→ Work to complete
Pick out every line that holds the string "Нижнедевицкий" and copy it.

[Stored entries]
○ ○ ○ ○ ○ ○ ○

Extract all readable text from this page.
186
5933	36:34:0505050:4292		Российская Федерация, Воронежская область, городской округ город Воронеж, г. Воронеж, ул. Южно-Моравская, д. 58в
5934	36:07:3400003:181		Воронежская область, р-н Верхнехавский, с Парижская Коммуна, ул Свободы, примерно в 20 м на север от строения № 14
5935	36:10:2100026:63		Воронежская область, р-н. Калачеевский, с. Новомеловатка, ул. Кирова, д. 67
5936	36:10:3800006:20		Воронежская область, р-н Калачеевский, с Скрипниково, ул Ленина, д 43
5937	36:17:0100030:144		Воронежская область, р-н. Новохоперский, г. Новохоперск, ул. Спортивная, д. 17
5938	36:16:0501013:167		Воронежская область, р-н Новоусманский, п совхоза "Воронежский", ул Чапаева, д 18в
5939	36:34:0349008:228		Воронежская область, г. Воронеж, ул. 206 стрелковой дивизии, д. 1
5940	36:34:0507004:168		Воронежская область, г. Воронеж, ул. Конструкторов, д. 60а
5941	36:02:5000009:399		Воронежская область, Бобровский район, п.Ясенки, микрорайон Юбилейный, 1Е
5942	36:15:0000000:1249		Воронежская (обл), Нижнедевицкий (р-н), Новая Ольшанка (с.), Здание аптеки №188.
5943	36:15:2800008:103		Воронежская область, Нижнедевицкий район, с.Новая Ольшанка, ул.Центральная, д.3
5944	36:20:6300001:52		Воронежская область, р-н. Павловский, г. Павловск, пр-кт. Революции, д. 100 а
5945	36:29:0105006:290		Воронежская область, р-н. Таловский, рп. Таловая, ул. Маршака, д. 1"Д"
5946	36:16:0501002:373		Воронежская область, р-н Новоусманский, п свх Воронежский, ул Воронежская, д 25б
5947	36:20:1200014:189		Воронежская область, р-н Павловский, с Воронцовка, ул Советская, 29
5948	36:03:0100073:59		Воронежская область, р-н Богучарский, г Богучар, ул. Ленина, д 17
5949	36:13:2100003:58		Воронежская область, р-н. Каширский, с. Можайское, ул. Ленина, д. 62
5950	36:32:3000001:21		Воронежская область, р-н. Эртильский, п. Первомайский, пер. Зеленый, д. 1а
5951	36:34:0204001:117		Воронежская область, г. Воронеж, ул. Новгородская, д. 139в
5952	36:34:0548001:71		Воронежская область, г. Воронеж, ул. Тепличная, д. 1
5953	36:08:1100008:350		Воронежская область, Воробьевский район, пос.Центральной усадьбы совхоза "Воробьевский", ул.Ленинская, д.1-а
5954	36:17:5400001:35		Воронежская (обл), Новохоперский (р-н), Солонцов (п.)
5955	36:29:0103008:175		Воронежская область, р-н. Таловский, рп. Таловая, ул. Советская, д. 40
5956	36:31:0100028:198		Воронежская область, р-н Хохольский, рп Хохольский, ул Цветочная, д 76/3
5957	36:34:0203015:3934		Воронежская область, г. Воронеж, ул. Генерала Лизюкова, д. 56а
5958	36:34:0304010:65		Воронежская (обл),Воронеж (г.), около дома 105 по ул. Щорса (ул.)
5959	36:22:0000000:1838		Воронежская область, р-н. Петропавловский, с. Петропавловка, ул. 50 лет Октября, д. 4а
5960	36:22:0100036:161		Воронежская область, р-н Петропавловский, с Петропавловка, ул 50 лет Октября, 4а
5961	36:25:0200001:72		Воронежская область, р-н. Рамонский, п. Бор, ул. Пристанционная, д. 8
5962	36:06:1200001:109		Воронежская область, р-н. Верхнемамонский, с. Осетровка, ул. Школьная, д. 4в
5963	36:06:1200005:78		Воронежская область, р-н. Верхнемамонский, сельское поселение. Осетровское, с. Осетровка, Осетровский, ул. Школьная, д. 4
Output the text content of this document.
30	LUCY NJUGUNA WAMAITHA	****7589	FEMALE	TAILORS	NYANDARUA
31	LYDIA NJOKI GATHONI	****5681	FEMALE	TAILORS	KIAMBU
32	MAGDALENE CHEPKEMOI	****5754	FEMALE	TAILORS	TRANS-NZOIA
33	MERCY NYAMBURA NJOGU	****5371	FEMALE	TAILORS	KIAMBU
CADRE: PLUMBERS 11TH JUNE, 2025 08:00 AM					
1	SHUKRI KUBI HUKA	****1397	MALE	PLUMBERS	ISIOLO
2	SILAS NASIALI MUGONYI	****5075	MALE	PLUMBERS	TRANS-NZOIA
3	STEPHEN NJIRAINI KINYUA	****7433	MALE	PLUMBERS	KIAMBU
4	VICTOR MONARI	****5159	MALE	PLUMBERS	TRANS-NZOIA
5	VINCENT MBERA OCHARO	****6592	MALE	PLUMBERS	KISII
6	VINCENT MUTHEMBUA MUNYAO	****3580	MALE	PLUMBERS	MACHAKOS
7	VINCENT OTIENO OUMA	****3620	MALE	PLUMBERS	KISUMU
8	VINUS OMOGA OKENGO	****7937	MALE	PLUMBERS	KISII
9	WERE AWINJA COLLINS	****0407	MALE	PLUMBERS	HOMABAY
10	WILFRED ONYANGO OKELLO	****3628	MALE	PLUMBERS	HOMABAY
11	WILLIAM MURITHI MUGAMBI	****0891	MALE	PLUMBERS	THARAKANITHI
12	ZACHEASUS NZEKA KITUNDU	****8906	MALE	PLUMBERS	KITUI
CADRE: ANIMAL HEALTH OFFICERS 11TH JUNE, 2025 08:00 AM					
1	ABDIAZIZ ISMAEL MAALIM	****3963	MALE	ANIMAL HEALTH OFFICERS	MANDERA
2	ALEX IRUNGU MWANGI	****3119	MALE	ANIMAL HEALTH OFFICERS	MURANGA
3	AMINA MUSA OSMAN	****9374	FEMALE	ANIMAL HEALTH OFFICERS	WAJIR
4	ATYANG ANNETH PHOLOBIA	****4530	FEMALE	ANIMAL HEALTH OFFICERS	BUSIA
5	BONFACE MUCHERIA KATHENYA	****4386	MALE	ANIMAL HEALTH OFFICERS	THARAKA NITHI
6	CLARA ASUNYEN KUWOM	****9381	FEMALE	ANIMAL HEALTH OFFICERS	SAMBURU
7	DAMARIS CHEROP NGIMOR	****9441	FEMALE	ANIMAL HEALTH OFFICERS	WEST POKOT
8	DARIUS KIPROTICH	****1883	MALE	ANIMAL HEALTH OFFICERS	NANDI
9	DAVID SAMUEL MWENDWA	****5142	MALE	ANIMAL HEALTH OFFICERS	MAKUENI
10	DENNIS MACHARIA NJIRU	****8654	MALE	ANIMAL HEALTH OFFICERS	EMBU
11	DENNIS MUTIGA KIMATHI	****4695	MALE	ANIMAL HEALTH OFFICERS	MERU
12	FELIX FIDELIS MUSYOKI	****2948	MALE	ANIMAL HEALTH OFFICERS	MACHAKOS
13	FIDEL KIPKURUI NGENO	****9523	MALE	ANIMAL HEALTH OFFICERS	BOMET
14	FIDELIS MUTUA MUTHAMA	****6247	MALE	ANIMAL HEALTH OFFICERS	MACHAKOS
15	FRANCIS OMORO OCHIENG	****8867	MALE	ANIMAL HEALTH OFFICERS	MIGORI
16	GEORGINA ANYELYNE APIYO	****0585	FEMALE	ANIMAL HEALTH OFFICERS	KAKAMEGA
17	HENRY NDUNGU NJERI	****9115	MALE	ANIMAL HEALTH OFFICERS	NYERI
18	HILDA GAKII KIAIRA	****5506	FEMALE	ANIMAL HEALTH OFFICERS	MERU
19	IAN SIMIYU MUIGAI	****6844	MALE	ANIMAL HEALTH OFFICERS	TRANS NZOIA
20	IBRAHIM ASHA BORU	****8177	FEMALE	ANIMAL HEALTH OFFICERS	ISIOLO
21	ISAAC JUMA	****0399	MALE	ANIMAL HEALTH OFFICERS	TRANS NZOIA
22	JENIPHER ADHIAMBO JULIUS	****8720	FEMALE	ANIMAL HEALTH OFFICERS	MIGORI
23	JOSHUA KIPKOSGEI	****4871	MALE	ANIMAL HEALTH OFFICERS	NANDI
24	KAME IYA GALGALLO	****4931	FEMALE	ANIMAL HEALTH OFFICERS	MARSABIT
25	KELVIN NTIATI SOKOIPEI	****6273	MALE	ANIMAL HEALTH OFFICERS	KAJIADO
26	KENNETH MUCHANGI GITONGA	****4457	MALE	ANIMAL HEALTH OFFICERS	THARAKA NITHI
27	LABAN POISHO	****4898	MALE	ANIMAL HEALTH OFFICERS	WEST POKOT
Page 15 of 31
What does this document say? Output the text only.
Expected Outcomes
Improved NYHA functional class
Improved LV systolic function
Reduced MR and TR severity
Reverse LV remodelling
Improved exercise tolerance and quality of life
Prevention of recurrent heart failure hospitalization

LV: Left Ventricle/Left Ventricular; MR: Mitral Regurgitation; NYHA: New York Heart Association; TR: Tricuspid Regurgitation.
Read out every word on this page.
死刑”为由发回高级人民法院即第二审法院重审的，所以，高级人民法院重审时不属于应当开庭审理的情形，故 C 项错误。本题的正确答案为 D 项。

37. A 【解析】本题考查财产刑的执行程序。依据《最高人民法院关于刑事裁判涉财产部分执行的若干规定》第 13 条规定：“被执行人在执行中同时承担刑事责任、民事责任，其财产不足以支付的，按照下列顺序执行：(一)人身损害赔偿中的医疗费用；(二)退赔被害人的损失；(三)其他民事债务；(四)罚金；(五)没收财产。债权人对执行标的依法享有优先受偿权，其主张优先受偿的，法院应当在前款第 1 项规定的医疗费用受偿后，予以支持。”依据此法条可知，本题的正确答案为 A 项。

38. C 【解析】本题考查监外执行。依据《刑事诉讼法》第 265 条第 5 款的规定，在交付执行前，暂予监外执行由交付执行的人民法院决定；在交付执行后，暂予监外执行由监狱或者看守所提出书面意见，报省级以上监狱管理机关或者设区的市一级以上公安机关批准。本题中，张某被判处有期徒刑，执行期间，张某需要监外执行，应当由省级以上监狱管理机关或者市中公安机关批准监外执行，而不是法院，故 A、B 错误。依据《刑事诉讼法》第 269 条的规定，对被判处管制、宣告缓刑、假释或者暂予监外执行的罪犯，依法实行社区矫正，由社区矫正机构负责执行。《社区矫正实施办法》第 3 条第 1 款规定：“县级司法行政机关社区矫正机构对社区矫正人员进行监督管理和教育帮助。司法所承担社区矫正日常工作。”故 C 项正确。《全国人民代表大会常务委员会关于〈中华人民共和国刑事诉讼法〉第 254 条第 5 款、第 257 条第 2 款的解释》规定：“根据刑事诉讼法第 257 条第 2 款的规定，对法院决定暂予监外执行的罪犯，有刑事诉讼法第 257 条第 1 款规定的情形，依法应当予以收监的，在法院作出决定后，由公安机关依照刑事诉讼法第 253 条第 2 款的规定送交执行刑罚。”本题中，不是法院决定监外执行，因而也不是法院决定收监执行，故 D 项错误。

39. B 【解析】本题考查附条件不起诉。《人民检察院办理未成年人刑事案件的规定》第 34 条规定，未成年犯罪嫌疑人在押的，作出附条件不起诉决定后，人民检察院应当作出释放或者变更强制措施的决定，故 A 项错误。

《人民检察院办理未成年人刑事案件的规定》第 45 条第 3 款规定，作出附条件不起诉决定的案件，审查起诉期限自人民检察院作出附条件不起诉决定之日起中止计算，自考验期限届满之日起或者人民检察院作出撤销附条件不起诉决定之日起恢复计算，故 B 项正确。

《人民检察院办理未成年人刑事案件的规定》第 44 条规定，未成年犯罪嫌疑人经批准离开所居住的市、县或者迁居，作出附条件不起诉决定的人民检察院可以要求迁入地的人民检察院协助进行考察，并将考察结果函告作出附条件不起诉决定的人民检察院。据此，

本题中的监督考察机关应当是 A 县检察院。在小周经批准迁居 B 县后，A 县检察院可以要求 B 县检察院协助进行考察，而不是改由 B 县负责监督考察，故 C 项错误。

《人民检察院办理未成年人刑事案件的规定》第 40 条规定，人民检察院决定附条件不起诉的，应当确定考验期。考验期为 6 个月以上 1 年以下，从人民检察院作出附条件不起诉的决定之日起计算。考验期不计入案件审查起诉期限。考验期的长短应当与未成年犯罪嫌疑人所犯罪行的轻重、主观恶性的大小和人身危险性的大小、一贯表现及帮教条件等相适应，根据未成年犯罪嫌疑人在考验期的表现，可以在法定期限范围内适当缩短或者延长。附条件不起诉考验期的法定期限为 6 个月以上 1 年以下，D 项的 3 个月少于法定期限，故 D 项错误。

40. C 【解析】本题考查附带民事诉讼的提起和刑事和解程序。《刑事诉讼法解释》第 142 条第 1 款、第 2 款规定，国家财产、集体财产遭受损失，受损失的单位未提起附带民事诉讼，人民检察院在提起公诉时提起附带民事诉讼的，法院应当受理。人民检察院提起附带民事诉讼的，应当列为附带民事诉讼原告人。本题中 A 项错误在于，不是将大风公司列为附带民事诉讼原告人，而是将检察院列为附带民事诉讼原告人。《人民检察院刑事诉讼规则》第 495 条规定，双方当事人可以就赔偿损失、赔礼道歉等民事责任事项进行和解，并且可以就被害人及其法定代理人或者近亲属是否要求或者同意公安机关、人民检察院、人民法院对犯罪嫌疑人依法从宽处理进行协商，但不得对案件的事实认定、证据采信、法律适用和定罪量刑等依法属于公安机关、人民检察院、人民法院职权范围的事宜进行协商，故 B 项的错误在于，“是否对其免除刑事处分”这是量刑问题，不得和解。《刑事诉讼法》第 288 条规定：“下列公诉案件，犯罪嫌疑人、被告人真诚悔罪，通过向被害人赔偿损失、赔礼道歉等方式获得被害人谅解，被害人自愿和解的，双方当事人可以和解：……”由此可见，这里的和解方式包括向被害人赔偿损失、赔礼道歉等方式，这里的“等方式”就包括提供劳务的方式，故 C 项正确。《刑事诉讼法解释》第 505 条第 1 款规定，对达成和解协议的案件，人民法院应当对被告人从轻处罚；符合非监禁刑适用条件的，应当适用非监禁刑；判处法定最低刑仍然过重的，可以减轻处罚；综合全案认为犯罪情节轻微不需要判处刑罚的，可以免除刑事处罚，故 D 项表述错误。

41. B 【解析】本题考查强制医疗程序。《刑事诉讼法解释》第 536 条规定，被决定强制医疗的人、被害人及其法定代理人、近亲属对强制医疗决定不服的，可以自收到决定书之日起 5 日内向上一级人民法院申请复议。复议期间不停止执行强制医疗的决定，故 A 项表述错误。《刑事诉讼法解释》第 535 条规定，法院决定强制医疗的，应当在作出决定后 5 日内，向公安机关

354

○ ○ ○ ○ ○ ○ ○

→ Correct result
5942	36:15:0000000:1249		Воронежская (обл), Нижнедевицкий (р-н), Новая Ольшанка (с.), Здание аптеки №188.
5943	36:15:2800008:103		Воронежская область, Нижнедевицкий район, с.Новая Ольшанка, ул.Центральная, д.3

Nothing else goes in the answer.